#### Stated problem:
Reproduce each line bearing the word "this".

Collected data entries:
-- Start --

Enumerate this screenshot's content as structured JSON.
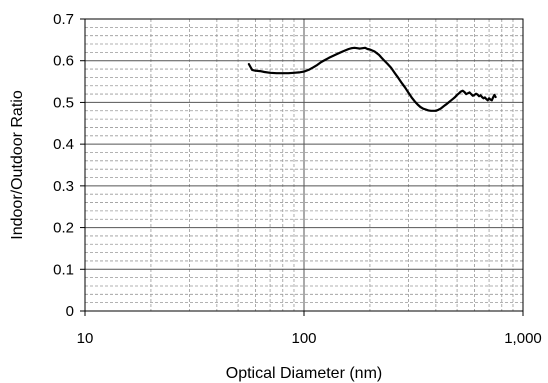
{
  "chart_data": {
    "type": "line",
    "title": "",
    "xlabel": "Optical Diameter (nm)",
    "ylabel": "Indoor/Outdoor Ratio",
    "x_scale": "log",
    "xlim": [
      10,
      1000
    ],
    "ylim": [
      0,
      0.7
    ],
    "x_ticks": [
      10,
      100,
      1000
    ],
    "x_tick_labels": [
      "10",
      "100",
      "1,000"
    ],
    "y_ticks": [
      0,
      0.1,
      0.2,
      0.3,
      0.4,
      0.5,
      0.6,
      0.7
    ],
    "y_tick_labels": [
      "0",
      "0.1",
      "0.2",
      "0.3",
      "0.4",
      "0.5",
      "0.6",
      "0.7"
    ],
    "grid": true,
    "minor_grid": true,
    "legend": "none",
    "series": [
      {
        "color": "#000000",
        "x": [
          56,
          57,
          58,
          60,
          63,
          66,
          70,
          75,
          80,
          85,
          90,
          95,
          100,
          105,
          110,
          115,
          120,
          125,
          130,
          140,
          150,
          160,
          165,
          170,
          175,
          180,
          185,
          190,
          195,
          200,
          210,
          220,
          230,
          240,
          250,
          260,
          270,
          280,
          290,
          300,
          310,
          320,
          330,
          340,
          350,
          360,
          370,
          380,
          390,
          400,
          410,
          420,
          430,
          440,
          450,
          460,
          470,
          480,
          490,
          500,
          510,
          520,
          530,
          540,
          550,
          560,
          570,
          580,
          590,
          600,
          610,
          620,
          630,
          640,
          650,
          660,
          670,
          680,
          690,
          700,
          710,
          720,
          730,
          740,
          750
        ],
        "y": [
          0.592,
          0.585,
          0.578,
          0.576,
          0.575,
          0.573,
          0.571,
          0.57,
          0.57,
          0.57,
          0.571,
          0.572,
          0.574,
          0.578,
          0.584,
          0.59,
          0.597,
          0.602,
          0.607,
          0.615,
          0.622,
          0.628,
          0.63,
          0.631,
          0.63,
          0.629,
          0.63,
          0.631,
          0.628,
          0.627,
          0.622,
          0.614,
          0.603,
          0.593,
          0.583,
          0.57,
          0.558,
          0.546,
          0.535,
          0.523,
          0.512,
          0.503,
          0.495,
          0.489,
          0.485,
          0.483,
          0.481,
          0.48,
          0.48,
          0.48,
          0.482,
          0.485,
          0.489,
          0.493,
          0.497,
          0.501,
          0.505,
          0.509,
          0.513,
          0.518,
          0.522,
          0.526,
          0.528,
          0.525,
          0.52,
          0.522,
          0.524,
          0.52,
          0.516,
          0.518,
          0.521,
          0.519,
          0.515,
          0.517,
          0.513,
          0.51,
          0.512,
          0.508,
          0.505,
          0.51,
          0.507,
          0.505,
          0.512,
          0.518,
          0.513
        ]
      }
    ]
  }
}
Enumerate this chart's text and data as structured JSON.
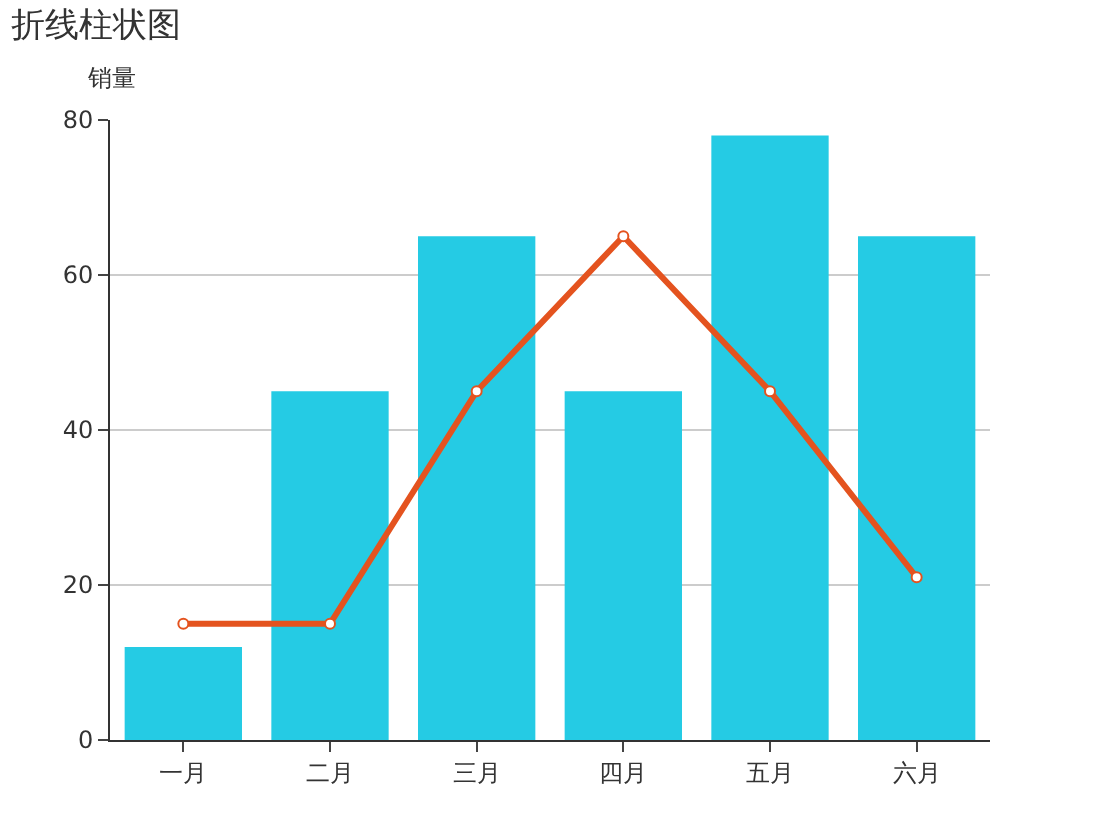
{
  "chart_data": {
    "type": "bar",
    "title": "折线柱状图",
    "ylabel": "销量",
    "categories": [
      "一月",
      "二月",
      "三月",
      "四月",
      "五月",
      "六月"
    ],
    "series": [
      {
        "color": "#25cbe4",
        "values": [
          12,
          45,
          65,
          45,
          78,
          65
        ]
      },
      {
        "type": "line",
        "color": "#e4531f",
        "values": [
          15,
          15,
          45,
          65,
          45,
          21
        ],
        "marker": "circle"
      }
    ],
    "ylim": [
      0,
      80
    ],
    "yticks": [
      0,
      20,
      40,
      60,
      80
    ],
    "grid": "y"
  }
}
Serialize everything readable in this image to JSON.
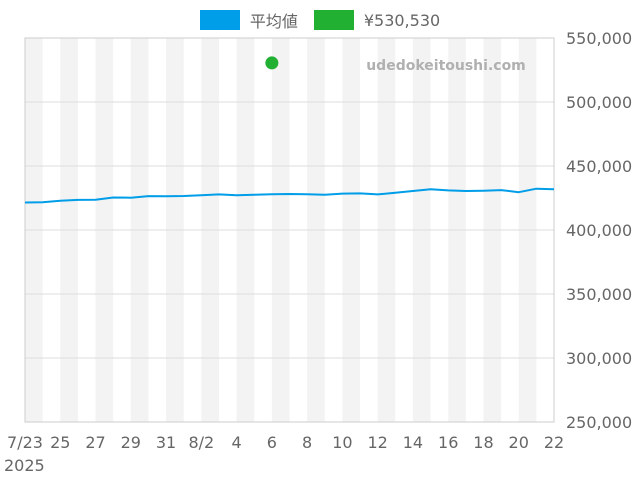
{
  "chart_data": {
    "type": "line",
    "watermark": "udedokeitoushi.com",
    "x_tick_labels": [
      "7/23",
      "25",
      "27",
      "29",
      "31",
      "8/2",
      "4",
      "6",
      "8",
      "10",
      "12",
      "14",
      "16",
      "18",
      "20",
      "22"
    ],
    "x_year_label": "2025",
    "dates": [
      "7/23",
      "7/24",
      "7/25",
      "7/26",
      "7/27",
      "7/28",
      "7/29",
      "7/30",
      "7/31",
      "8/1",
      "8/2",
      "8/3",
      "8/4",
      "8/5",
      "8/6",
      "8/7",
      "8/8",
      "8/9",
      "8/10",
      "8/11",
      "8/12",
      "8/13",
      "8/14",
      "8/15",
      "8/16",
      "8/17",
      "8/18",
      "8/19",
      "8/20",
      "8/21",
      "8/22"
    ],
    "ylim": [
      250000,
      550000
    ],
    "y_ticks": [
      "250,000",
      "300,000",
      "350,000",
      "400,000",
      "450,000",
      "500,000",
      "550,000"
    ],
    "y_tick_values": [
      250000,
      300000,
      350000,
      400000,
      450000,
      500000,
      550000
    ],
    "series": [
      {
        "name": "平均値",
        "color": "#009de8",
        "type": "line",
        "values": [
          421500,
          421700,
          422800,
          423500,
          423600,
          425400,
          425200,
          426500,
          426400,
          426600,
          427200,
          427800,
          427100,
          427500,
          427900,
          428100,
          427900,
          427600,
          428400,
          428600,
          427800,
          429100,
          430500,
          431900,
          430900,
          430500,
          430700,
          431200,
          429500,
          432300,
          431900
        ]
      },
      {
        "name": "¥530,530",
        "color": "#22b033",
        "type": "point",
        "points": [
          {
            "x": "8/6",
            "y": 530530
          }
        ]
      }
    ]
  }
}
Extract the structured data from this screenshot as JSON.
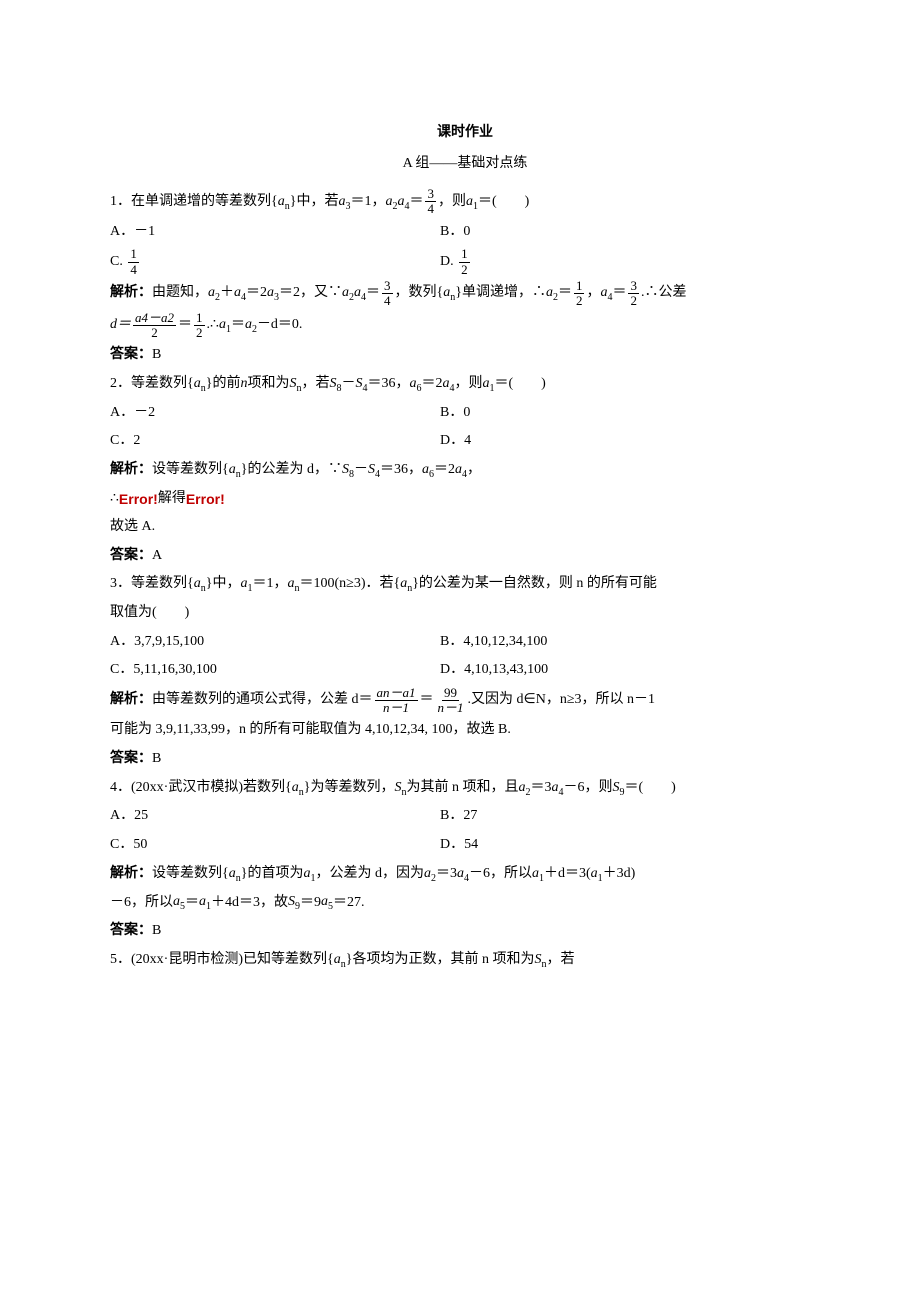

-- End --

#### The reply:
Enumerate this screenshot's content as structured JSON.
Enumerate this chart's text and data as structured JSON.
Serialize everything readable in this image to JSON.
Extract the structured data from this screenshot as JSON.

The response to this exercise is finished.